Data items
--------
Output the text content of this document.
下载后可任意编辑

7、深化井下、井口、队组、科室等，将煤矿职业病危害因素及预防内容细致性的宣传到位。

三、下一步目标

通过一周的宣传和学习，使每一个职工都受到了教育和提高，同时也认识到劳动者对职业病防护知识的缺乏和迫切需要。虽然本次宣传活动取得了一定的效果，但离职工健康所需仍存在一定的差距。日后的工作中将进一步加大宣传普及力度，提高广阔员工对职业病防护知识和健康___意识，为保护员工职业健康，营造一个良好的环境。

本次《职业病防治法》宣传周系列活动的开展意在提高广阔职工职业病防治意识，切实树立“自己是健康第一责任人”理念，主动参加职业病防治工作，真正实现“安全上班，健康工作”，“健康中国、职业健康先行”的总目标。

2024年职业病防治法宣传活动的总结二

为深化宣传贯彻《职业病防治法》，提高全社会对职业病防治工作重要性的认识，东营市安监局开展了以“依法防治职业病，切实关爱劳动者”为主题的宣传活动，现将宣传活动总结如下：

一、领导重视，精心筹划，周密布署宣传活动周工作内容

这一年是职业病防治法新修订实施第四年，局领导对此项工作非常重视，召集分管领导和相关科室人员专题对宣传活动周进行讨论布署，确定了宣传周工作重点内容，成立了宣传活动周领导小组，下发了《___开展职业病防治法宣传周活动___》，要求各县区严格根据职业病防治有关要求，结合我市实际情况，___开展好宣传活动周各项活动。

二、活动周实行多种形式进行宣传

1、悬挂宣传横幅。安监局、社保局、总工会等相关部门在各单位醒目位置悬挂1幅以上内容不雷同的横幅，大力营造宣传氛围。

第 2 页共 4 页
--------
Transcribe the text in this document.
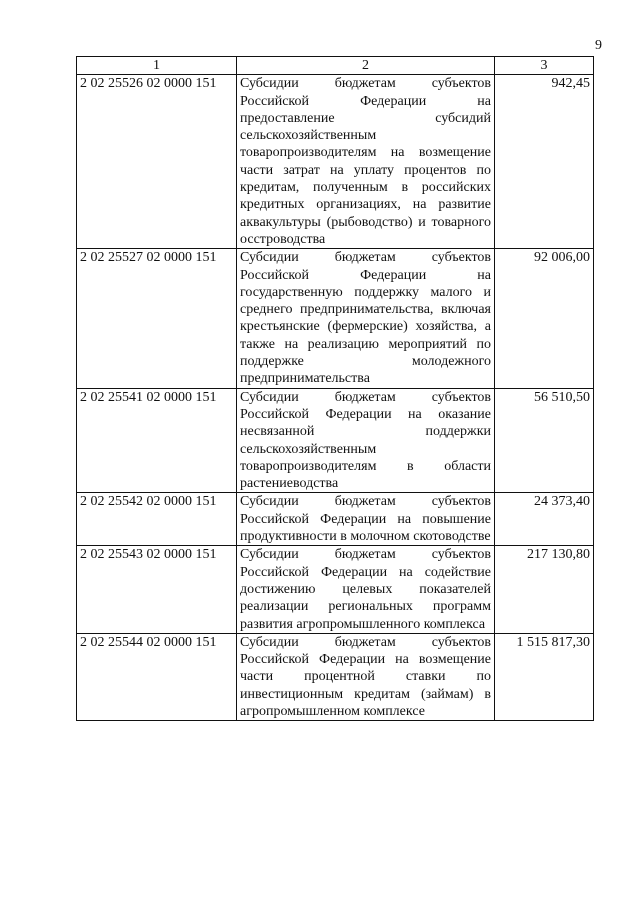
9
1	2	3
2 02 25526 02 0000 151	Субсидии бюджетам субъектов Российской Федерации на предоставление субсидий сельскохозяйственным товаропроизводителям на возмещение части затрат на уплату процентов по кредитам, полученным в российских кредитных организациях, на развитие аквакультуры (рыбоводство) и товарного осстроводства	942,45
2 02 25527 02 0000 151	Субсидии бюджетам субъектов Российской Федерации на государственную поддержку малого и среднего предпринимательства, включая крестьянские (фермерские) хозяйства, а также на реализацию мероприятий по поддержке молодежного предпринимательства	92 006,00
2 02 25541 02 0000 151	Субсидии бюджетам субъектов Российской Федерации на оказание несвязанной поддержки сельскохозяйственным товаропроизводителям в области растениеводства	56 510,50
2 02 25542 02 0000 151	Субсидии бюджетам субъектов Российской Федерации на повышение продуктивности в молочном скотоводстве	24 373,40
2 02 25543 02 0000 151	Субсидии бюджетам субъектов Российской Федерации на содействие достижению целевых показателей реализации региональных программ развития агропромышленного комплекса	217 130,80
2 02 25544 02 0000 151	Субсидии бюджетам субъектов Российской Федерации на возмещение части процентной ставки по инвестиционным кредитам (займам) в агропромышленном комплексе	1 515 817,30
--------
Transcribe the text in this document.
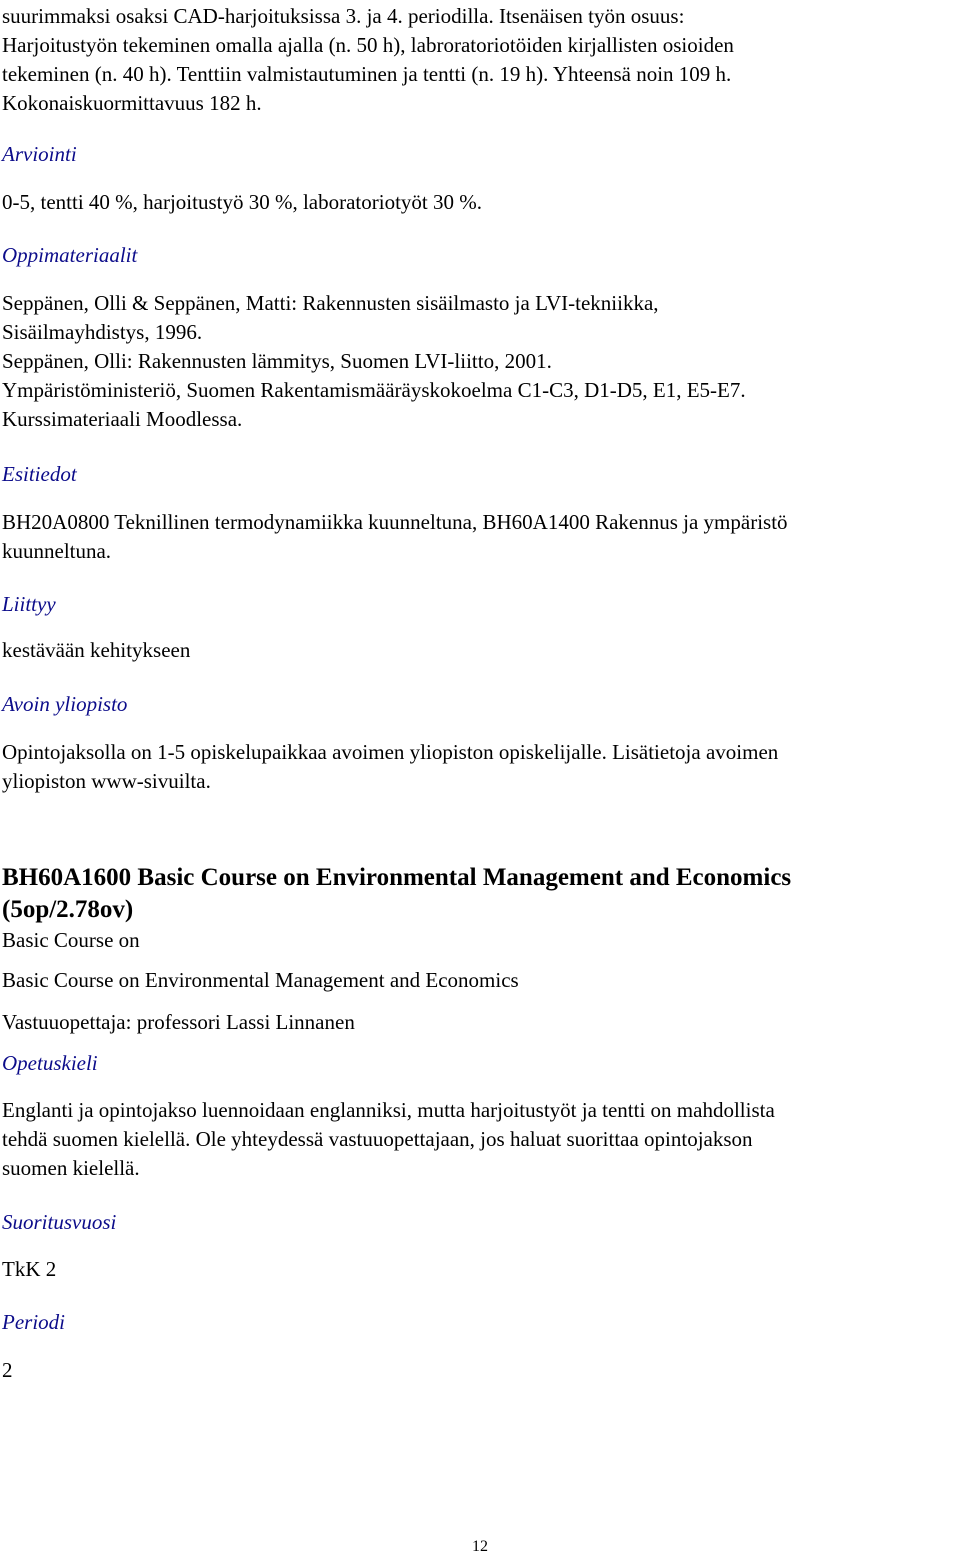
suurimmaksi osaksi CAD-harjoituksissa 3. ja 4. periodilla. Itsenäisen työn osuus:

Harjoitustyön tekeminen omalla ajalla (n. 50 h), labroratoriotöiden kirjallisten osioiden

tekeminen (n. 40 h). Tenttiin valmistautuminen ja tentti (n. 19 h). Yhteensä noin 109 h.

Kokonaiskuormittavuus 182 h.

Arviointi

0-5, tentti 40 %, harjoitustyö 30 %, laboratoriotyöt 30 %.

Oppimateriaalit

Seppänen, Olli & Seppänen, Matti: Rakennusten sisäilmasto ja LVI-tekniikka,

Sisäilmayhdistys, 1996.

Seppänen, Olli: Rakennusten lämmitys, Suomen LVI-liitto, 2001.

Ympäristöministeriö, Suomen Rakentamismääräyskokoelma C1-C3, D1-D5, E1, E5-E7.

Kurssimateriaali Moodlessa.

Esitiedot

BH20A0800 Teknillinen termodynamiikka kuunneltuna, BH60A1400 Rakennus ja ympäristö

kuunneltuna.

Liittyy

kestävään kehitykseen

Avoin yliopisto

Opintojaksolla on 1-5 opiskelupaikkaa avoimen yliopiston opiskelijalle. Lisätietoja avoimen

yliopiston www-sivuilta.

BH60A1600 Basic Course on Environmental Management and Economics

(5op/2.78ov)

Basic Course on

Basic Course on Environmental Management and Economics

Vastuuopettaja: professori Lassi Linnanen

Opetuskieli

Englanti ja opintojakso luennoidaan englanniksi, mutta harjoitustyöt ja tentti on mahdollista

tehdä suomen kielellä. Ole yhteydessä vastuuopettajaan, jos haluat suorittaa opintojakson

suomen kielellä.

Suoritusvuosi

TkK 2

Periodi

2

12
--------
• **WHAT THE TASK ASKS**: Find the lines that include the string "Rakennusten", then copy each of them.

• **EXERCISE RESULT**:
Seppänen, Olli & Seppänen, Matti: Rakennusten sisäilmasto ja LVI-tekniikka,
Seppänen, Olli: Rakennusten lämmitys, Suomen LVI-liitto, 2001.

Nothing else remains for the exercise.